## GOAL:
Leaving out all images, write out the records that follow exactly.

## EXERCISE INPUTS:
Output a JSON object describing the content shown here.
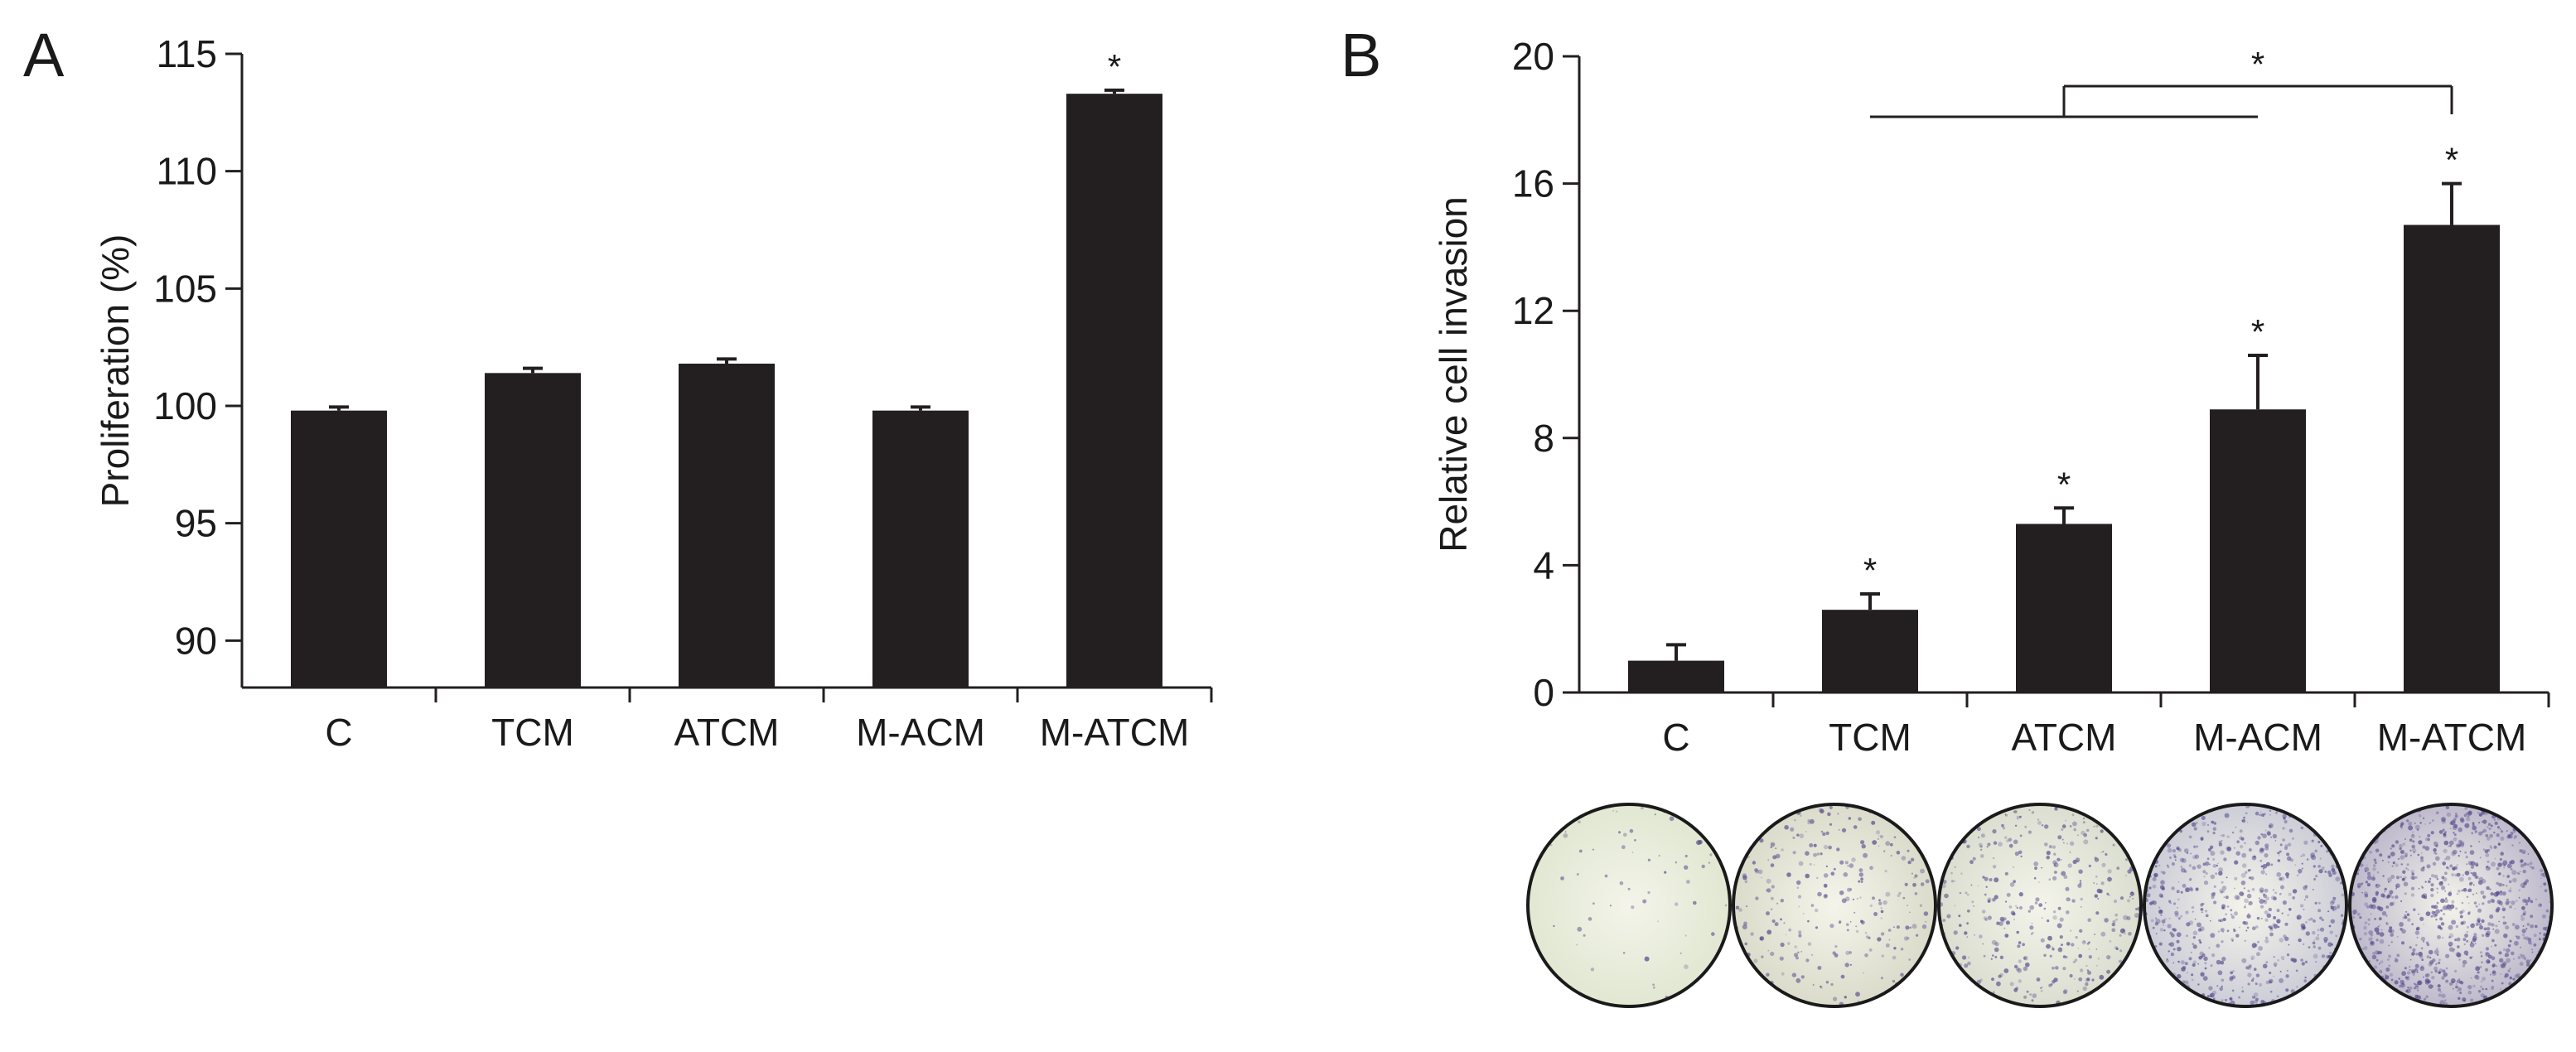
{
  "chart_data": [
    {
      "panel_label": "A",
      "type": "bar",
      "title": "",
      "xlabel": "",
      "ylabel": "Proliferation (%)",
      "y_axis_break": true,
      "ylim": [
        88,
        115
      ],
      "yticks": [
        90,
        95,
        100,
        105,
        110,
        115
      ],
      "categories": [
        "C",
        "TCM",
        "ATCM",
        "M-ACM",
        "M-ATCM"
      ],
      "values": [
        99.8,
        101.4,
        101.8,
        99.8,
        113.3
      ],
      "errors": [
        0.15,
        0.2,
        0.2,
        0.15,
        0.15
      ],
      "significance": [
        "",
        "",
        "",
        "",
        "*"
      ],
      "grid": false,
      "colors": {
        "bar": "#231f20",
        "axis": "#231f20"
      }
    },
    {
      "panel_label": "B",
      "type": "bar",
      "title": "",
      "xlabel": "",
      "ylabel": "Relative cell invasion",
      "ylim": [
        0,
        20
      ],
      "yticks": [
        0,
        4,
        8,
        12,
        16,
        20
      ],
      "categories": [
        "C",
        "TCM",
        "ATCM",
        "M-ACM",
        "M-ATCM"
      ],
      "values": [
        1.0,
        2.6,
        5.3,
        8.9,
        14.7
      ],
      "errors": [
        0.5,
        0.5,
        0.5,
        1.7,
        1.3
      ],
      "significance": [
        "",
        "*",
        "*",
        "*",
        "*"
      ],
      "comparison": {
        "groups": [
          "TCM",
          "M-ACM"
        ],
        "versus": "M-ATCM",
        "label": "*"
      },
      "grid": false,
      "micrographs": [
        {
          "category": "C",
          "stain": "light",
          "tint": "#dfe6cf",
          "dots": 60
        },
        {
          "category": "TCM",
          "stain": "sparse",
          "tint": "#d9d9c8",
          "dots": 260
        },
        {
          "category": "ATCM",
          "stain": "moderate",
          "tint": "#d8dccd",
          "dots": 360
        },
        {
          "category": "M-ACM",
          "stain": "dense",
          "tint": "#c9c9d6",
          "dots": 620
        },
        {
          "category": "M-ATCM",
          "stain": "very dense",
          "tint": "#b9b4c9",
          "dots": 900
        }
      ],
      "colors": {
        "bar": "#231f20",
        "axis": "#231f20",
        "stain_dot": "#5a4f8f"
      }
    }
  ]
}
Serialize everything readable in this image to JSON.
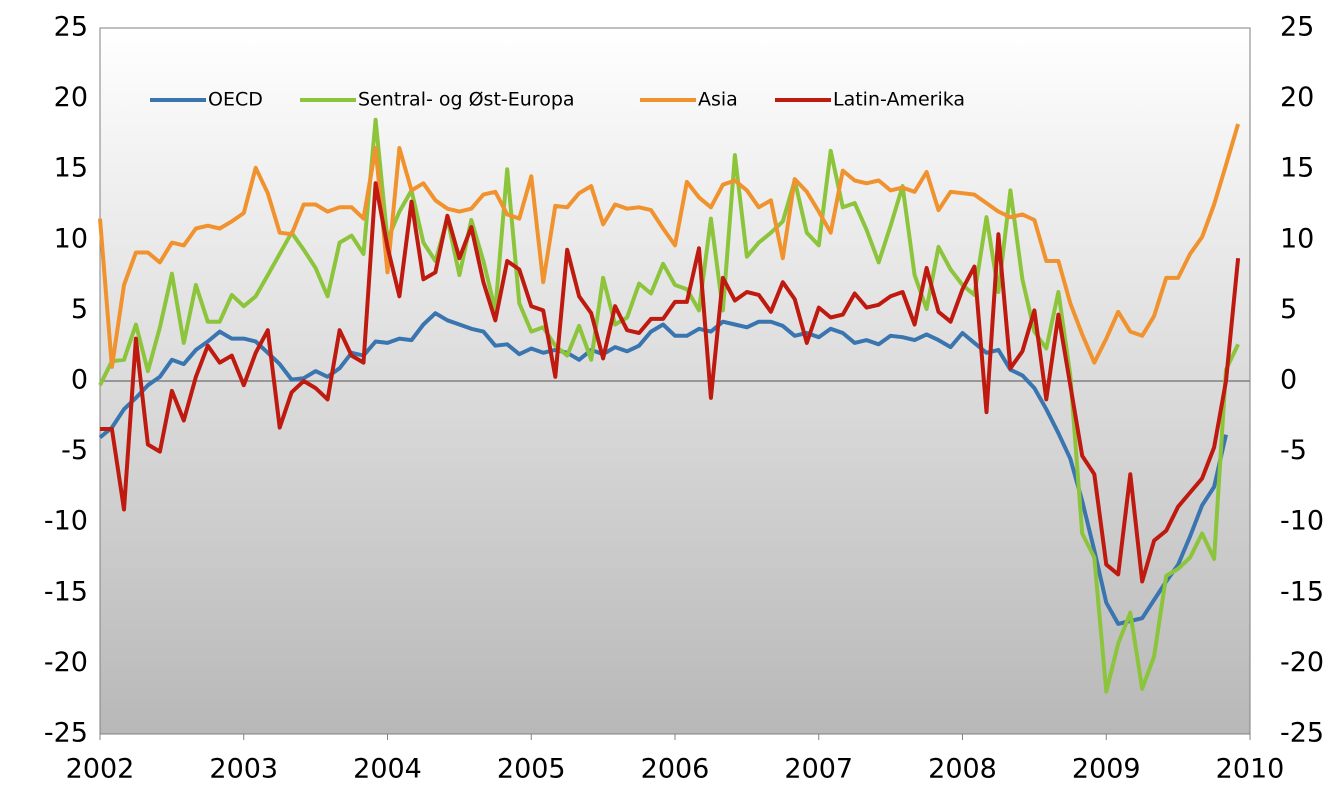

## ANSWER TO THIS EXERCISE:
Output a JSON object describing the content shown here.
{
  "chart_data": [
    {
      "panel_label": "A",
      "type": "bar",
      "title": "",
      "xlabel": "",
      "ylabel": "Proliferation (%)",
      "y_axis_break": true,
      "ylim": [
        88,
        115
      ],
      "yticks": [
        90,
        95,
        100,
        105,
        110,
        115
      ],
      "categories": [
        "C",
        "TCM",
        "ATCM",
        "M-ACM",
        "M-ATCM"
      ],
      "values": [
        99.8,
        101.4,
        101.8,
        99.8,
        113.3
      ],
      "errors": [
        0.15,
        0.2,
        0.2,
        0.15,
        0.15
      ],
      "significance": [
        "",
        "",
        "",
        "",
        "*"
      ],
      "grid": false,
      "colors": {
        "bar": "#231f20",
        "axis": "#231f20"
      }
    },
    {
      "panel_label": "B",
      "type": "bar",
      "title": "",
      "xlabel": "",
      "ylabel": "Relative cell invasion",
      "ylim": [
        0,
        20
      ],
      "yticks": [
        0,
        4,
        8,
        12,
        16,
        20
      ],
      "categories": [
        "C",
        "TCM",
        "ATCM",
        "M-ACM",
        "M-ATCM"
      ],
      "values": [
        1.0,
        2.6,
        5.3,
        8.9,
        14.7
      ],
      "errors": [
        0.5,
        0.5,
        0.5,
        1.7,
        1.3
      ],
      "significance": [
        "",
        "*",
        "*",
        "*",
        "*"
      ],
      "comparison": {
        "groups": [
          "TCM",
          "M-ACM"
        ],
        "versus": "M-ATCM",
        "label": "*"
      },
      "grid": false,
      "micrographs": [
        {
          "category": "C",
          "stain": "light",
          "tint": "#dfe6cf",
          "dots": 60
        },
        {
          "category": "TCM",
          "stain": "sparse",
          "tint": "#d9d9c8",
          "dots": 260
        },
        {
          "category": "ATCM",
          "stain": "moderate",
          "tint": "#d8dccd",
          "dots": 360
        },
        {
          "category": "M-ACM",
          "stain": "dense",
          "tint": "#c9c9d6",
          "dots": 620
        },
        {
          "category": "M-ATCM",
          "stain": "very dense",
          "tint": "#b9b4c9",
          "dots": 900
        }
      ],
      "colors": {
        "bar": "#231f20",
        "axis": "#231f20",
        "stain_dot": "#5a4f8f"
      }
    }
  ]
}
Serialize everything readable in this image to JSON.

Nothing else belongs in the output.